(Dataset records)
>>>>>
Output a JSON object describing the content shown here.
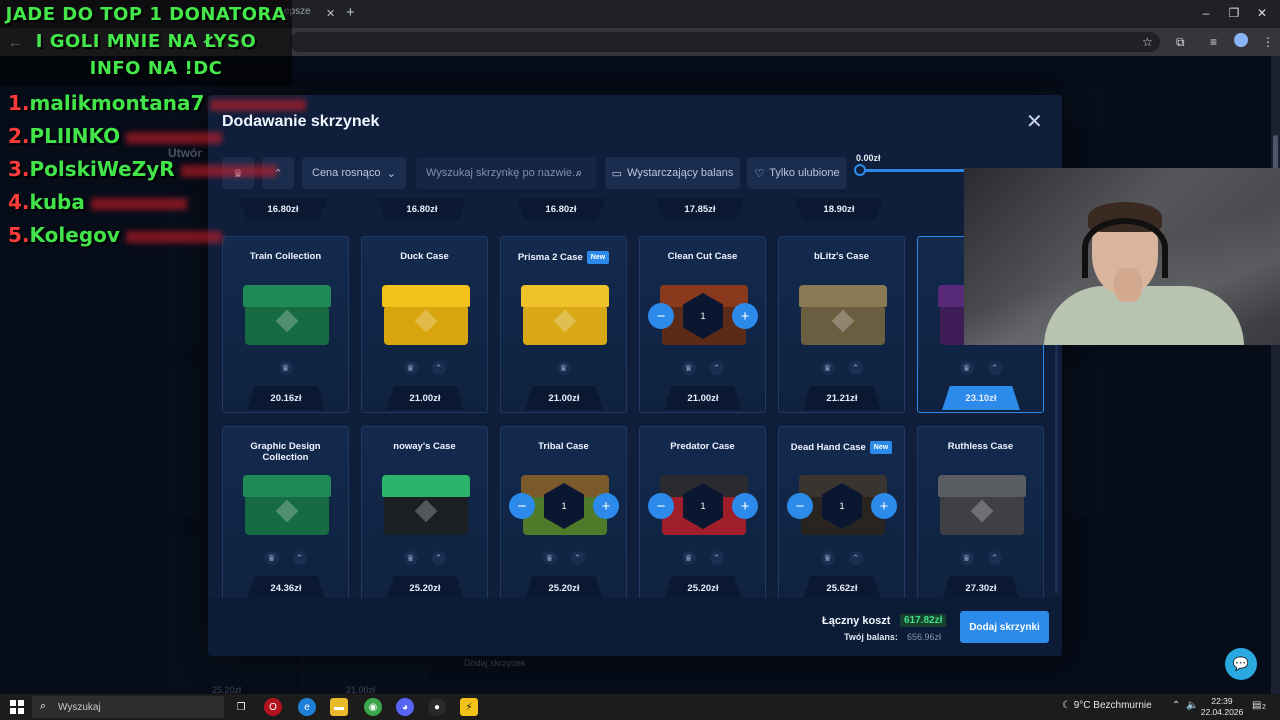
{
  "browser": {
    "tab_fragment": "epsze",
    "window_controls": [
      "minimize-icon",
      "maximize-icon",
      "close-icon"
    ]
  },
  "stream_overlay": {
    "title_lines": [
      "JADE DO TOP 1 DONATORA",
      "I GOLI MNIE NA ŁYSO",
      "INFO NA !DC"
    ],
    "donors": [
      {
        "rank": "1.",
        "name": "malikmontana7"
      },
      {
        "rank": "2.",
        "name": "PLIINKO"
      },
      {
        "rank": "3.",
        "name": "PolskiWeZyR"
      },
      {
        "rank": "4.",
        "name": "kuba"
      },
      {
        "rank": "5.",
        "name": "Kolegov"
      }
    ]
  },
  "background_page": {
    "created_label": "Utwór",
    "add_cases_label": "Dodaj skrzynek",
    "prices": [
      "25.20zł",
      "21.00zł"
    ]
  },
  "modal": {
    "title": "Dodawanie skrzynek",
    "sort_label": "Cena rosnąco",
    "search_placeholder": "Wyszukaj skrzynkę po nazwie...",
    "filter_balance": "Wystarczający balans",
    "filter_favorites": "Tylko ulubione",
    "range_min": "0.00zł",
    "top_row_prices": [
      "16.80zł",
      "16.80zł",
      "16.80zł",
      "17.85zł",
      "18.90zł"
    ],
    "cases": [
      {
        "name": "Train Collection",
        "price": "20.16zł",
        "new": false,
        "stepper": false,
        "selected": false,
        "lid": "#1f8a55",
        "body": "#176b42"
      },
      {
        "name": "Duck Case",
        "price": "21.00zł",
        "new": false,
        "stepper": false,
        "selected": false,
        "lid": "#f2c21b",
        "body": "#d9a50f"
      },
      {
        "name": "Prisma 2 Case",
        "price": "21.00zł",
        "new": true,
        "stepper": false,
        "selected": false,
        "lid": "#f0c22a",
        "body": "#d8a817"
      },
      {
        "name": "Clean Cut Case",
        "price": "21.00zł",
        "new": false,
        "stepper": true,
        "selected": false,
        "lid": "#8a3a1c",
        "body": "#5e2a18"
      },
      {
        "name": "bLitz's Case",
        "price": "21.21zł",
        "new": false,
        "stepper": false,
        "selected": false,
        "lid": "#8a7a55",
        "body": "#6b5d40"
      },
      {
        "name": "Cu",
        "price": "23.10zł",
        "new": false,
        "stepper": false,
        "selected": true,
        "lid": "#5a2a7a",
        "body": "#3e1d57"
      },
      {
        "name": "Graphic Design Collection",
        "price": "24.36zł",
        "new": false,
        "stepper": false,
        "selected": false,
        "lid": "#1f8a55",
        "body": "#176b42"
      },
      {
        "name": "noway's Case",
        "price": "25.20zł",
        "new": false,
        "stepper": false,
        "selected": false,
        "lid": "#2bb56a",
        "body": "#1a1f24"
      },
      {
        "name": "Tribal Case",
        "price": "25.20zł",
        "new": false,
        "stepper": true,
        "selected": false,
        "lid": "#7a5a2a",
        "body": "#4e7a2a"
      },
      {
        "name": "Predator Case",
        "price": "25.20zł",
        "new": false,
        "stepper": true,
        "selected": false,
        "lid": "#2a2a30",
        "body": "#a01e2a"
      },
      {
        "name": "Dead Hand Case",
        "price": "25.62zł",
        "new": true,
        "stepper": true,
        "selected": false,
        "lid": "#3a3430",
        "body": "#2a2420"
      },
      {
        "name": "Ruthless Case",
        "price": "27.30zł",
        "new": false,
        "stepper": false,
        "selected": false,
        "lid": "#5a5d62",
        "body": "#3e4045"
      }
    ],
    "new_badge": "New",
    "stepper_value": "1",
    "total_label": "Łączny koszt",
    "total_value": "617.82zł",
    "balance_label": "Twój balans:",
    "balance_value": "656.96zł",
    "add_button": "Dodaj skrzynki"
  },
  "taskbar": {
    "search_placeholder": "Wyszukaj",
    "weather": "9°C  Bezchmurnie",
    "time": "22:39",
    "date": "22.04.2026",
    "notification_count": "2"
  },
  "colors": {
    "accent": "#2b8aea",
    "overlay_green": "#42e44a",
    "overlay_red": "#ff3b3b"
  }
}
<<<<<
### WHAT THE EXERCISE ASKS
Every record above should come back exactly, but without its pictures.

### FINISHED TASK
Output a JSON object describing the content shown here.
{
  "browser": {
    "tab_fragment": "epsze",
    "window_controls": [
      "minimize-icon",
      "maximize-icon",
      "close-icon"
    ]
  },
  "stream_overlay": {
    "title_lines": [
      "JADE DO TOP 1 DONATORA",
      "I GOLI MNIE NA ŁYSO",
      "INFO NA !DC"
    ],
    "donors": [
      {
        "rank": "1.",
        "name": "malikmontana7"
      },
      {
        "rank": "2.",
        "name": "PLIINKO"
      },
      {
        "rank": "3.",
        "name": "PolskiWeZyR"
      },
      {
        "rank": "4.",
        "name": "kuba"
      },
      {
        "rank": "5.",
        "name": "Kolegov"
      }
    ]
  },
  "background_page": {
    "created_label": "Utwór",
    "add_cases_label": "Dodaj skrzynek",
    "prices": [
      "25.20zł",
      "21.00zł"
    ]
  },
  "modal": {
    "title": "Dodawanie skrzynek",
    "sort_label": "Cena rosnąco",
    "search_placeholder": "Wyszukaj skrzynkę po nazwie...",
    "filter_balance": "Wystarczający balans",
    "filter_favorites": "Tylko ulubione",
    "range_min": "0.00zł",
    "top_row_prices": [
      "16.80zł",
      "16.80zł",
      "16.80zł",
      "17.85zł",
      "18.90zł"
    ],
    "cases": [
      {
        "name": "Train Collection",
        "price": "20.16zł",
        "new": false,
        "stepper": false,
        "selected": false,
        "lid": "#1f8a55",
        "body": "#176b42"
      },
      {
        "name": "Duck Case",
        "price": "21.00zł",
        "new": false,
        "stepper": false,
        "selected": false,
        "lid": "#f2c21b",
        "body": "#d9a50f"
      },
      {
        "name": "Prisma 2 Case",
        "price": "21.00zł",
        "new": true,
        "stepper": false,
        "selected": false,
        "lid": "#f0c22a",
        "body": "#d8a817"
      },
      {
        "name": "Clean Cut Case",
        "price": "21.00zł",
        "new": false,
        "stepper": true,
        "selected": false,
        "lid": "#8a3a1c",
        "body": "#5e2a18"
      },
      {
        "name": "bLitz's Case",
        "price": "21.21zł",
        "new": false,
        "stepper": false,
        "selected": false,
        "lid": "#8a7a55",
        "body": "#6b5d40"
      },
      {
        "name": "Cu",
        "price": "23.10zł",
        "new": false,
        "stepper": false,
        "selected": true,
        "lid": "#5a2a7a",
        "body": "#3e1d57"
      },
      {
        "name": "Graphic Design Collection",
        "price": "24.36zł",
        "new": false,
        "stepper": false,
        "selected": false,
        "lid": "#1f8a55",
        "body": "#176b42"
      },
      {
        "name": "noway's Case",
        "price": "25.20zł",
        "new": false,
        "stepper": false,
        "selected": false,
        "lid": "#2bb56a",
        "body": "#1a1f24"
      },
      {
        "name": "Tribal Case",
        "price": "25.20zł",
        "new": false,
        "stepper": true,
        "selected": false,
        "lid": "#7a5a2a",
        "body": "#4e7a2a"
      },
      {
        "name": "Predator Case",
        "price": "25.20zł",
        "new": false,
        "stepper": true,
        "selected": false,
        "lid": "#2a2a30",
        "body": "#a01e2a"
      },
      {
        "name": "Dead Hand Case",
        "price": "25.62zł",
        "new": true,
        "stepper": true,
        "selected": false,
        "lid": "#3a3430",
        "body": "#2a2420"
      },
      {
        "name": "Ruthless Case",
        "price": "27.30zł",
        "new": false,
        "stepper": false,
        "selected": false,
        "lid": "#5a5d62",
        "body": "#3e4045"
      }
    ],
    "new_badge": "New",
    "stepper_value": "1",
    "total_label": "Łączny koszt",
    "total_value": "617.82zł",
    "balance_label": "Twój balans:",
    "balance_value": "656.96zł",
    "add_button": "Dodaj skrzynki"
  },
  "taskbar": {
    "search_placeholder": "Wyszukaj",
    "weather": "9°C  Bezchmurnie",
    "time": "22:39",
    "date": "22.04.2026",
    "notification_count": "2"
  },
  "colors": {
    "accent": "#2b8aea",
    "overlay_green": "#42e44a",
    "overlay_red": "#ff3b3b"
  }
}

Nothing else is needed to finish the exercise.